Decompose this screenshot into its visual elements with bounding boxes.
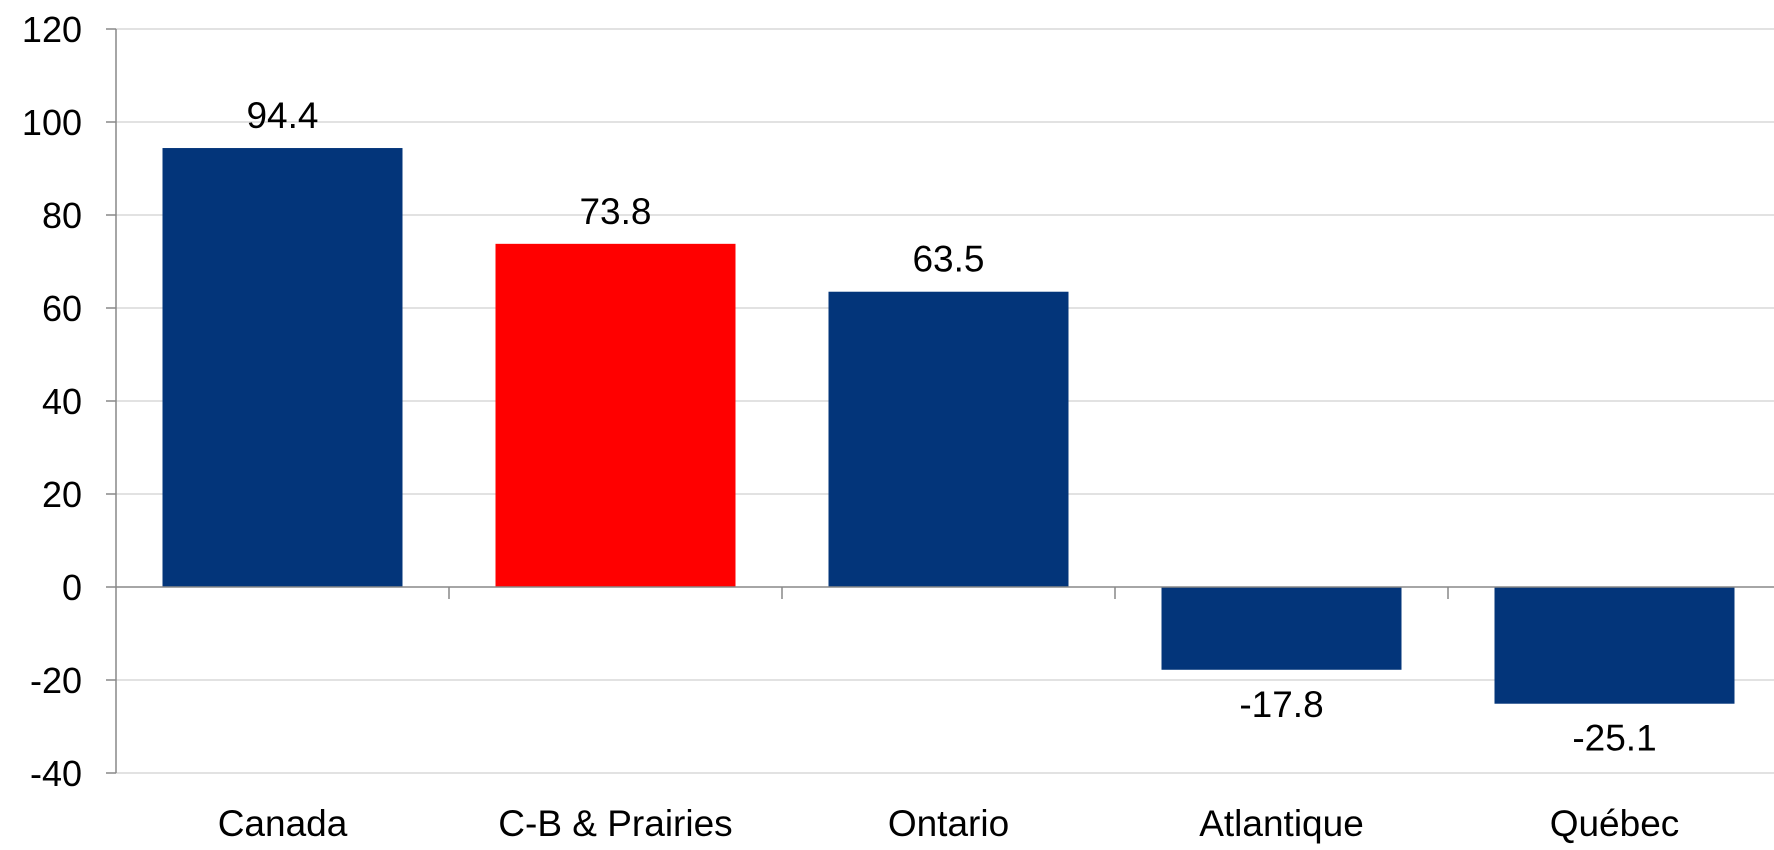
- x-tick-labels: Canada C-B & Prairies Ontario Atlantique Qué…: [218, 803, 1680, 844]
- data-labels: 94.4 73.8 63.5 -17.8 -25.1: [246, 95, 1656, 759]
- y-tick-labels: -40 -20 0 20 40 60 80 100 120: [22, 9, 82, 794]
- bar: [162, 148, 403, 588]
- bar: [495, 243, 736, 587]
- axes: [106, 28, 1774, 774]
- x-tick-label: Atlantique: [1199, 803, 1364, 844]
- data-label: 73.8: [579, 191, 651, 232]
- data-label: -17.8: [1239, 684, 1323, 725]
- y-tick-label: -40: [30, 753, 82, 794]
- x-tick-label: Canada: [218, 803, 348, 844]
- bar: [828, 291, 1069, 587]
- y-tick-label: 120: [22, 9, 82, 50]
- data-label: 63.5: [912, 239, 984, 280]
- bar: [1494, 587, 1735, 704]
- data-label: 94.4: [246, 95, 318, 136]
- x-tick-label: C-B & Prairies: [498, 803, 732, 844]
- y-tick-label: 60: [42, 288, 82, 329]
- x-tick-label: Québec: [1550, 803, 1680, 844]
- bars: [162, 148, 1735, 704]
- y-tick-label: 40: [42, 381, 82, 422]
- y-tick-label: 80: [42, 195, 82, 236]
- x-tick-label: Ontario: [888, 803, 1009, 844]
- y-tick-label: 20: [42, 474, 82, 515]
- y-tick-label: -20: [30, 660, 82, 701]
- y-tick-label: 100: [22, 102, 82, 143]
- y-tick-label: 0: [62, 567, 82, 608]
- data-label: -25.1: [1572, 718, 1656, 759]
- bar: [1161, 587, 1402, 670]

#####

GIVEN PROBLEM: Pull out each line of the records above that contains the string "labels".

EXERCISE OUTPUT:
- x-tick-labels: Canada C-B & Prairies Ontario Atlantique Qué…: [218, 803, 1680, 844]
- data-labels: 94.4 73.8 63.5 -17.8 -25.1: [246, 95, 1656, 759]
- y-tick-labels: -40 -20 0 20 40 60 80 100 120: [22, 9, 82, 794]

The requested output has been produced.